Figure record listings

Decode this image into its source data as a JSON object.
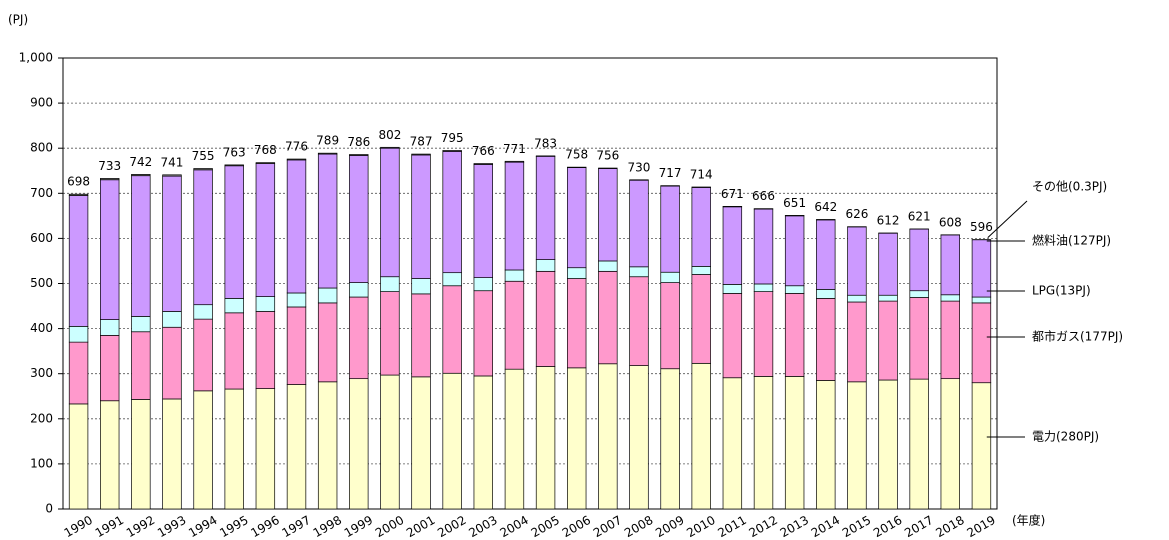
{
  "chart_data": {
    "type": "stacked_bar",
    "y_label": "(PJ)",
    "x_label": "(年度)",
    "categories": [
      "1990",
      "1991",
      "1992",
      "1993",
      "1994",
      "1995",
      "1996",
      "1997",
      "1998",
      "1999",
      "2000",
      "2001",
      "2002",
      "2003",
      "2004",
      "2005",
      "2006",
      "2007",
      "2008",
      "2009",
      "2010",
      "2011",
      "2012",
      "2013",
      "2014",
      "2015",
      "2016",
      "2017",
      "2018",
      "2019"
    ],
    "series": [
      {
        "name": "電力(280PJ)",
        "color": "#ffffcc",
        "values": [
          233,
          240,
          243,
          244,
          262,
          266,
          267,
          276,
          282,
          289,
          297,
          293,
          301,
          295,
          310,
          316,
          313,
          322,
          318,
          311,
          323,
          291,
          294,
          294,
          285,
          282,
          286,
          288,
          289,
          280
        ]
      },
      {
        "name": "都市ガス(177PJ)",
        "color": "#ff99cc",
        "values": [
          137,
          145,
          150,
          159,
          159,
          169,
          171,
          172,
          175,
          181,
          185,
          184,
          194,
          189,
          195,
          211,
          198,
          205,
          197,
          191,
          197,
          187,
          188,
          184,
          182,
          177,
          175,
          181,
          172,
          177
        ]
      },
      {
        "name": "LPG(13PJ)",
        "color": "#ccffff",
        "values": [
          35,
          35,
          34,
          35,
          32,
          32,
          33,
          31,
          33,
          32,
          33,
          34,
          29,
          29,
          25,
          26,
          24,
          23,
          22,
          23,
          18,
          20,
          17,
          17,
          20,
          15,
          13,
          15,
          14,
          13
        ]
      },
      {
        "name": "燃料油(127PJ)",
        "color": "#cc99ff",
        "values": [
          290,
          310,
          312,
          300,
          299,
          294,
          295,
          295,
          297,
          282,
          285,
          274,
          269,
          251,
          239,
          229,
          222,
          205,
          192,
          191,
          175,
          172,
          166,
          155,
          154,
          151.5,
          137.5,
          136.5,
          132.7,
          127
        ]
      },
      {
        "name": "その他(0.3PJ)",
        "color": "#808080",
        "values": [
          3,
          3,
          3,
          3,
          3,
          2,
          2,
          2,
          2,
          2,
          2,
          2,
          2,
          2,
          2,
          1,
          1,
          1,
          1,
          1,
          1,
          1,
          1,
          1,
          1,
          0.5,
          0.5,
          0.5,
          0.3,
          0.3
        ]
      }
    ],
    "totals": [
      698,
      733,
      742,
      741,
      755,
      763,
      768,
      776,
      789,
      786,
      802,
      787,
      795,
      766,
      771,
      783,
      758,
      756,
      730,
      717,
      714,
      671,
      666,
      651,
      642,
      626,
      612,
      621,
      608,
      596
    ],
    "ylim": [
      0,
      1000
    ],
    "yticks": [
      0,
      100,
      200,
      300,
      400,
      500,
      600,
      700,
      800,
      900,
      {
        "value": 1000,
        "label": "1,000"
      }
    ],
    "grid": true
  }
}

--

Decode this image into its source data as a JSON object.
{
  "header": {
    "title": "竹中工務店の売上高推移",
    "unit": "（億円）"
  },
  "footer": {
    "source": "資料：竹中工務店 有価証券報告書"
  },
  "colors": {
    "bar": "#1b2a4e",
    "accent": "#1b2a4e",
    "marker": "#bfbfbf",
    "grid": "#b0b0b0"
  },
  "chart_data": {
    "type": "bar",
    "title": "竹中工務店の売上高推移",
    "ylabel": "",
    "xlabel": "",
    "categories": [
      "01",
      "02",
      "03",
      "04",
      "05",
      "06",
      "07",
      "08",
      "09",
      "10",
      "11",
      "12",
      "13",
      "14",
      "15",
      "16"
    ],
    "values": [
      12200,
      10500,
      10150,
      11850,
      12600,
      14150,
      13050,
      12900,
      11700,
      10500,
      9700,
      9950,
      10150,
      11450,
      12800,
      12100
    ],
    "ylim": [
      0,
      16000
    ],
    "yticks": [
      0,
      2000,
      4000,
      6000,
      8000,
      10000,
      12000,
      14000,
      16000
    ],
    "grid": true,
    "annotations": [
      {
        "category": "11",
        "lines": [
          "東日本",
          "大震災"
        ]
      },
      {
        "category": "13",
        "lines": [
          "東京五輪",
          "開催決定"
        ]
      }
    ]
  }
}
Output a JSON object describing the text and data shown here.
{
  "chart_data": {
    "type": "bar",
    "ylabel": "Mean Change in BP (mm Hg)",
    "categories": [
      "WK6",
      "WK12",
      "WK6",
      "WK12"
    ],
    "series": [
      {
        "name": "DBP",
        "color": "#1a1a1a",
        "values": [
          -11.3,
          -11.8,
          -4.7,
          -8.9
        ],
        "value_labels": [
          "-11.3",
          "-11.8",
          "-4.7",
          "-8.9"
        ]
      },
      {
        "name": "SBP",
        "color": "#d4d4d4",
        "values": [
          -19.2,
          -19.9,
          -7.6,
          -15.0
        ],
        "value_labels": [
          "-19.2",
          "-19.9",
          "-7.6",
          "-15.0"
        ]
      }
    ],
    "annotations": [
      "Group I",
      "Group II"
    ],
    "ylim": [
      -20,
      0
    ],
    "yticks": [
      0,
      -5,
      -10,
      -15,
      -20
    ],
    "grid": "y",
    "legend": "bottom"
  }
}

### Given instruction
In the material above, find the lines that contain "ylabel" and show them.

### Solution to this task
    "ylabel": "",
    "ylabel": "Mean Change in BP (mm Hg)",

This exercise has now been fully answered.